**WHAT TO DO:** The data must be returned in full and exactly as given.

-.-.-

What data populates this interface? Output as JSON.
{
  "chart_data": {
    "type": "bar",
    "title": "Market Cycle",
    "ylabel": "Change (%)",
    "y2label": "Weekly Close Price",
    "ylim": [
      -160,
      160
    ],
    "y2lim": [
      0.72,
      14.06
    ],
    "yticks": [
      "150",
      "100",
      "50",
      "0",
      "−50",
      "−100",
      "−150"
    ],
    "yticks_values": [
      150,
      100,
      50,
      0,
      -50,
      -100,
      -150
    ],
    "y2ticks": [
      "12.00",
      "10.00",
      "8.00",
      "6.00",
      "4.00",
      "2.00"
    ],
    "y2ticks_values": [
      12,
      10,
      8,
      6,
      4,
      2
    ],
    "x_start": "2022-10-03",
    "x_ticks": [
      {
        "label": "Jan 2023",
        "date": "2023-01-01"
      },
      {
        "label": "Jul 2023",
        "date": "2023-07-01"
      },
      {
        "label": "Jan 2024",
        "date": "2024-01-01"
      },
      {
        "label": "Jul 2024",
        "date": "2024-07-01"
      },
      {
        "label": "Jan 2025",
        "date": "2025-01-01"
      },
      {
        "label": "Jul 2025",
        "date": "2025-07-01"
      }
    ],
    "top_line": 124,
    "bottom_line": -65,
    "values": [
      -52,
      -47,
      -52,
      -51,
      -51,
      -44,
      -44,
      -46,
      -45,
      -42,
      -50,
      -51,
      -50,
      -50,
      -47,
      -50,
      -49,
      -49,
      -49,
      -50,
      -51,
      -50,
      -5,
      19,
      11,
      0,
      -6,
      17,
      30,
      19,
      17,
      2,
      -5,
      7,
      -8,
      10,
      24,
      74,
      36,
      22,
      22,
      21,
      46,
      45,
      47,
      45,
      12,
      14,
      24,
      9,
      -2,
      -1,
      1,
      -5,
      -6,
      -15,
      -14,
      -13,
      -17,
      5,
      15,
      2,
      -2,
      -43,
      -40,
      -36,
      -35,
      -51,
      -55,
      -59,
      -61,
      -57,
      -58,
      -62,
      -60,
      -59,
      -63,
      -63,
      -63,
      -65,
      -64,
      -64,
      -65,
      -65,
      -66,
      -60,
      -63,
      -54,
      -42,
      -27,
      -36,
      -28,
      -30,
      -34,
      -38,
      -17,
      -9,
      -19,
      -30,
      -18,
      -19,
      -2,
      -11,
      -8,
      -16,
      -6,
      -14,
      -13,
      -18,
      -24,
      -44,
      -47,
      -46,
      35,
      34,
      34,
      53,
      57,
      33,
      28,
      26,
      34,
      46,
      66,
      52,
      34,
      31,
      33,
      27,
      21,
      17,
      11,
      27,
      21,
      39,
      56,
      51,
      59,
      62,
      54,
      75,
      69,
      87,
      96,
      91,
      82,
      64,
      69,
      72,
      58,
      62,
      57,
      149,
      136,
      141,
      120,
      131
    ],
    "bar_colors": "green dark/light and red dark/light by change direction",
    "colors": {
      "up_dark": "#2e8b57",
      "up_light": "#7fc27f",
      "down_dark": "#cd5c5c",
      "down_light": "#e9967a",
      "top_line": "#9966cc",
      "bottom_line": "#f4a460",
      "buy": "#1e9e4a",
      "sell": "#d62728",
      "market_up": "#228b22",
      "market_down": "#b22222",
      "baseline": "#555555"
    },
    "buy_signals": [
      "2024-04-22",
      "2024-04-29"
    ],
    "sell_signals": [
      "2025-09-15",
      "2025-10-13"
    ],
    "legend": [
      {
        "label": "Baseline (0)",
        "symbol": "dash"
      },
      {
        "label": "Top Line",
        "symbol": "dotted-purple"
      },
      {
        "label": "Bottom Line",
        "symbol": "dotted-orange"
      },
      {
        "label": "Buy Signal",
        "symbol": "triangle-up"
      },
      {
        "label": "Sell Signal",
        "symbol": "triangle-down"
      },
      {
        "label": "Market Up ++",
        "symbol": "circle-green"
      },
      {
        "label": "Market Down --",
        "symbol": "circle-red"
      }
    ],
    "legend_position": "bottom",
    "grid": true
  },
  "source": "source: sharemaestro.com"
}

-.-.-

**SOLUTION FOR THIS EXERCISE:**
What data populates this interface? Output as JSON.
{
  "chart_data": {
    "type": "bar",
    "title": "Market Cycle",
    "ylabel": "Change (%)",
    "y2label": "Weekly Close Price",
    "ylim": [
      -160,
      160
    ],
    "y2lim": [
      0.72,
      14.06
    ],
    "yticks": [
      "150",
      "100",
      "50",
      "0",
      "−50",
      "−100",
      "−150"
    ],
    "yticks_values": [
      150,
      100,
      50,
      0,
      -50,
      -100,
      -150
    ],
    "y2ticks": [
      "12.00",
      "10.00",
      "8.00",
      "6.00",
      "4.00",
      "2.00"
    ],
    "y2ticks_values": [
      12,
      10,
      8,
      6,
      4,
      2
    ],
    "x_start": "2022-10-03",
    "x_ticks": [
      {
        "label": "Jan 2023",
        "date": "2023-01-01"
      },
      {
        "label": "Jul 2023",
        "date": "2023-07-01"
      },
      {
        "label": "Jan 2024",
        "date": "2024-01-01"
      },
      {
        "label": "Jul 2024",
        "date": "2024-07-01"
      },
      {
        "label": "Jan 2025",
        "date": "2025-01-01"
      },
      {
        "label": "Jul 2025",
        "date": "2025-07-01"
      }
    ],
    "top_line": 124,
    "bottom_line": -65,
    "values": [
      -52,
      -47,
      -52,
      -51,
      -51,
      -44,
      -44,
      -46,
      -45,
      -42,
      -50,
      -51,
      -50,
      -50,
      -47,
      -50,
      -49,
      -49,
      -49,
      -50,
      -51,
      -50,
      -5,
      19,
      11,
      0,
      -6,
      17,
      30,
      19,
      17,
      2,
      -5,
      7,
      -8,
      10,
      24,
      74,
      36,
      22,
      22,
      21,
      46,
      45,
      47,
      45,
      12,
      14,
      24,
      9,
      -2,
      -1,
      1,
      -5,
      -6,
      -15,
      -14,
      -13,
      -17,
      5,
      15,
      2,
      -2,
      -43,
      -40,
      -36,
      -35,
      -51,
      -55,
      -59,
      -61,
      -57,
      -58,
      -62,
      -60,
      -59,
      -63,
      -63,
      -63,
      -65,
      -64,
      -64,
      -65,
      -65,
      -66,
      -60,
      -63,
      -54,
      -42,
      -27,
      -36,
      -28,
      -30,
      -34,
      -38,
      -17,
      -9,
      -19,
      -30,
      -18,
      -19,
      -2,
      -11,
      -8,
      -16,
      -6,
      -14,
      -13,
      -18,
      -24,
      -44,
      -47,
      -46,
      35,
      34,
      34,
      53,
      57,
      33,
      28,
      26,
      34,
      46,
      66,
      52,
      34,
      31,
      33,
      27,
      21,
      17,
      11,
      27,
      21,
      39,
      56,
      51,
      59,
      62,
      54,
      75,
      69,
      87,
      96,
      91,
      82,
      64,
      69,
      72,
      58,
      62,
      57,
      149,
      136,
      141,
      120,
      131
    ],
    "bar_colors": "green dark/light and red dark/light by change direction",
    "colors": {
      "up_dark": "#2e8b57",
      "up_light": "#7fc27f",
      "down_dark": "#cd5c5c",
      "down_light": "#e9967a",
      "top_line": "#9966cc",
      "bottom_line": "#f4a460",
      "buy": "#1e9e4a",
      "sell": "#d62728",
      "market_up": "#228b22",
      "market_down": "#b22222",
      "baseline": "#555555"
    },
    "buy_signals": [
      "2024-04-22",
      "2024-04-29"
    ],
    "sell_signals": [
      "2025-09-15",
      "2025-10-13"
    ],
    "legend": [
      {
        "label": "Baseline (0)",
        "symbol": "dash"
      },
      {
        "label": "Top Line",
        "symbol": "dotted-purple"
      },
      {
        "label": "Bottom Line",
        "symbol": "dotted-orange"
      },
      {
        "label": "Buy Signal",
        "symbol": "triangle-up"
      },
      {
        "label": "Sell Signal",
        "symbol": "triangle-down"
      },
      {
        "label": "Market Up ++",
        "symbol": "circle-green"
      },
      {
        "label": "Market Down --",
        "symbol": "circle-red"
      }
    ],
    "legend_position": "bottom",
    "grid": true
  },
  "source": "source: sharemaestro.com"
}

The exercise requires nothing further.